Extracto de la página -

Dichosos los que creen sin haber visto (cf. Jn 20,19-31)
Hch 2,42-47
1Pe 1,3-9
Jn 20,19-31
¡Cristo ha resucitado! ¡Hay esperanza en una vida plena para siempre! Sin embargo, aunque lo sabemos, muchas veces seguimos encerrados en nosotros mismos por miedo. Miedo a un mundo agresivo, en el que el egoísmo, la mentira, la injusticia, la corrupción, la violencia y la muerte parecen triunfar. Donde parece inevitable que el progreso de unos cuantos se consiga a costa de millones que son condenados a la pobreza. Un mundo en el que la violencia y la muerte parecen imparables.
Tenemos miedo a nosotros mismos. Miedo de nuestras debilidades. Miedo a ser honestos, fieles y comprometidos. Miedo a salir de nuestra dependencia al placer, a las cosas, a los chismes y a las trampas, porque la presión social nos hace creer que no hay otra forma de vivir. Nos da miedo la enfermedad, la inseguridad, los fracasos, las decepciones y las incertidumbres.

Requisitos de la tarea -
Reproduce, por favor, el texto de arriba sobre los que creen sin haber visto, completo y sin cambiar nada.

Datos en estudio -
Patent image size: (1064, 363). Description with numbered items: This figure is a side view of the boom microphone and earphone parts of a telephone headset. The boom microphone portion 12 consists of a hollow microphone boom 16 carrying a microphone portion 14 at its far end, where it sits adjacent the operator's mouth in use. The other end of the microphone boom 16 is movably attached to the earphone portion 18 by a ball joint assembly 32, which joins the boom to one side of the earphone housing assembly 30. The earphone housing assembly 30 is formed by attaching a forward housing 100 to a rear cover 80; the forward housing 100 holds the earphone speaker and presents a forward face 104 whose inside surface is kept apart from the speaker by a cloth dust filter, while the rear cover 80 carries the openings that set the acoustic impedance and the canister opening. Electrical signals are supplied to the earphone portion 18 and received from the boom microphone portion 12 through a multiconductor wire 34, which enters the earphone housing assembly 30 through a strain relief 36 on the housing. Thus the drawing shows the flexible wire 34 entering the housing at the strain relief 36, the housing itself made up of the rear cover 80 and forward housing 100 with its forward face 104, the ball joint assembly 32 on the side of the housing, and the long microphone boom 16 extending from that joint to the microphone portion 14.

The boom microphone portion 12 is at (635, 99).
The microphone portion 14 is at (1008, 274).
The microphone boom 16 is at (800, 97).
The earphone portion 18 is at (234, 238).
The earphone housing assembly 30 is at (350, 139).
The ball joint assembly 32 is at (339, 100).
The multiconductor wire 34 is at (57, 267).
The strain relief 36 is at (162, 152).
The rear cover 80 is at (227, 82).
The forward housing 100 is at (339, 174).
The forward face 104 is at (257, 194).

Tu respuesta -
Dichosos los que creen sin haber visto (cf. Jn 20,19-31)
Hch 2,42-47
1Pe 1,3-9
Jn 20,19-31
¡Cristo ha resucitado! ¡Hay esperanza en una vida plena para siempre! Sin embargo, aunque lo sabemos, muchas veces seguimos encerrados en nosotros mismos por miedo. Miedo a un mundo agresivo, en el que el egoísmo, la mentira, la injusticia, la corrupción, la violencia y la muerte parecen triunfar. Donde parece inevitable que el progreso de unos cuantos se consiga a costa de millones que son condenados a la pobreza. Un mundo en el que la violencia y la muerte parecen imparables.
Tenemos miedo a nosotros mismos. Miedo de nuestras debilidades. Miedo a ser honestos, fieles y comprometidos. Miedo a salir de nuestra dependencia al placer, a las cosas, a los chismes y a las trampas, porque la presión social nos hace creer que no hay otra forma de vivir. Nos da miedo la enfermedad, la inseguridad, los fracasos, las decepciones y las incertidumbres.